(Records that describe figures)
|---|

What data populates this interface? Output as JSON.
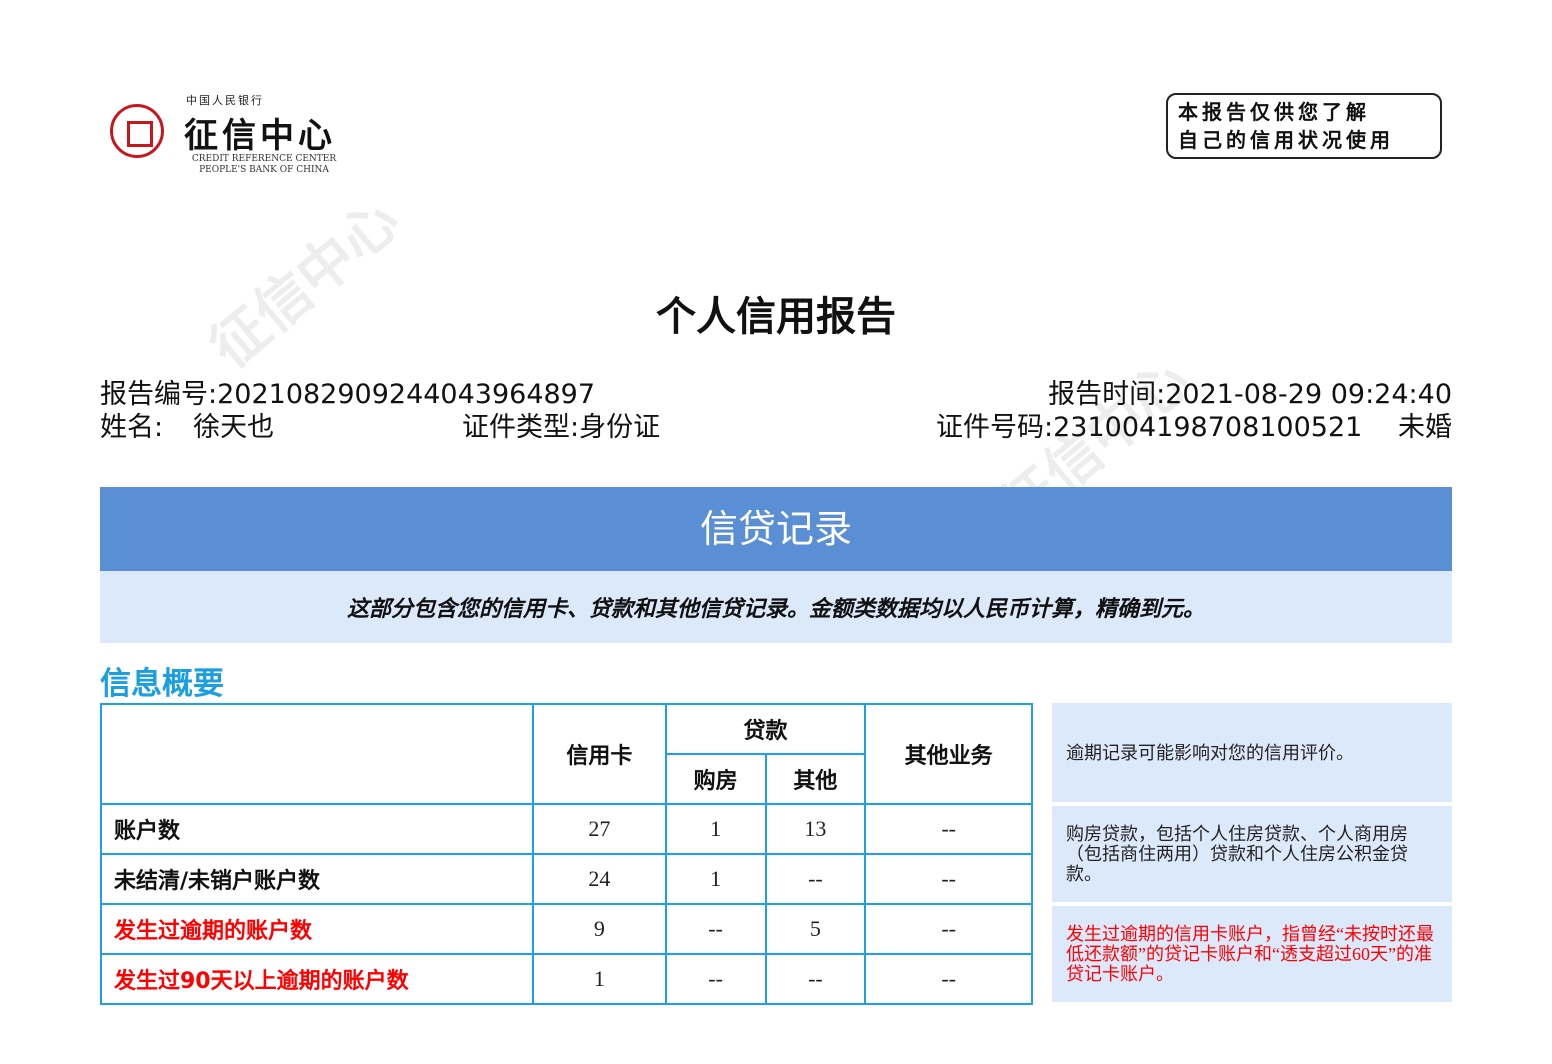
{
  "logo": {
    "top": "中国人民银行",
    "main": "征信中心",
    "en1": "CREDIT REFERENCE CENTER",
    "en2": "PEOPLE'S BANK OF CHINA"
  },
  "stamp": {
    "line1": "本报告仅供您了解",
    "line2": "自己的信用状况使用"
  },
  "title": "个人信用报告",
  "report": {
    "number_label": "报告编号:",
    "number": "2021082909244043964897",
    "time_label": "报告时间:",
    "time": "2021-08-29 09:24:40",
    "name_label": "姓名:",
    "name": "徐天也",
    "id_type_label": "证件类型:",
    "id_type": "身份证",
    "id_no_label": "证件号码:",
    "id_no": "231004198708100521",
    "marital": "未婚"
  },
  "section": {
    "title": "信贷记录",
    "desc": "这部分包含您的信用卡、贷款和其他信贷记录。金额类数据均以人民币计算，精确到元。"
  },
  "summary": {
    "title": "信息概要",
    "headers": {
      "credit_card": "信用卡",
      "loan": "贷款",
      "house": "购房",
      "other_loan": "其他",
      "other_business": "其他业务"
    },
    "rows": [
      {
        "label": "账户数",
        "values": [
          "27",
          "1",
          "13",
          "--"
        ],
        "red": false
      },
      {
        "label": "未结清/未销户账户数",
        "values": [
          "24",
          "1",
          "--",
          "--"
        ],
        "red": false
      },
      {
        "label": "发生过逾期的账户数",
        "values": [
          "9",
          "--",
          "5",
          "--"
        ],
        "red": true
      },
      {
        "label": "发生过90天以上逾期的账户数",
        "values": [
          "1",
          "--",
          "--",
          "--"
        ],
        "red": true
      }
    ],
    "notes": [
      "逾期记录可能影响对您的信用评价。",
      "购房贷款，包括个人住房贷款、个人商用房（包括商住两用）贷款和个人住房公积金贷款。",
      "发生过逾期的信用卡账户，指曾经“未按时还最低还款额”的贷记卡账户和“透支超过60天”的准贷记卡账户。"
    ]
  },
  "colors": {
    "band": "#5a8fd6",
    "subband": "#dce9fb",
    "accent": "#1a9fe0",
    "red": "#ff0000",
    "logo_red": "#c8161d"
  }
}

|---|

**DIRECTIVE**
Copy the entries exactly. Leave out the images.

**FINAL ANSWER**
What data populates this interface? Output as JSON.
{
  "logo": {
    "top": "中国人民银行",
    "main": "征信中心",
    "en1": "CREDIT REFERENCE CENTER",
    "en2": "PEOPLE'S BANK OF CHINA"
  },
  "stamp": {
    "line1": "本报告仅供您了解",
    "line2": "自己的信用状况使用"
  },
  "title": "个人信用报告",
  "report": {
    "number_label": "报告编号:",
    "number": "2021082909244043964897",
    "time_label": "报告时间:",
    "time": "2021-08-29 09:24:40",
    "name_label": "姓名:",
    "name": "徐天也",
    "id_type_label": "证件类型:",
    "id_type": "身份证",
    "id_no_label": "证件号码:",
    "id_no": "231004198708100521",
    "marital": "未婚"
  },
  "section": {
    "title": "信贷记录",
    "desc": "这部分包含您的信用卡、贷款和其他信贷记录。金额类数据均以人民币计算，精确到元。"
  },
  "summary": {
    "title": "信息概要",
    "headers": {
      "credit_card": "信用卡",
      "loan": "贷款",
      "house": "购房",
      "other_loan": "其他",
      "other_business": "其他业务"
    },
    "rows": [
      {
        "label": "账户数",
        "values": [
          "27",
          "1",
          "13",
          "--"
        ],
        "red": false
      },
      {
        "label": "未结清/未销户账户数",
        "values": [
          "24",
          "1",
          "--",
          "--"
        ],
        "red": false
      },
      {
        "label": "发生过逾期的账户数",
        "values": [
          "9",
          "--",
          "5",
          "--"
        ],
        "red": true
      },
      {
        "label": "发生过90天以上逾期的账户数",
        "values": [
          "1",
          "--",
          "--",
          "--"
        ],
        "red": true
      }
    ],
    "notes": [
      "逾期记录可能影响对您的信用评价。",
      "购房贷款，包括个人住房贷款、个人商用房（包括商住两用）贷款和个人住房公积金贷款。",
      "发生过逾期的信用卡账户，指曾经“未按时还最低还款额”的贷记卡账户和“透支超过60天”的准贷记卡账户。"
    ]
  },
  "colors": {
    "band": "#5a8fd6",
    "subband": "#dce9fb",
    "accent": "#1a9fe0",
    "red": "#ff0000",
    "logo_red": "#c8161d"
  }
}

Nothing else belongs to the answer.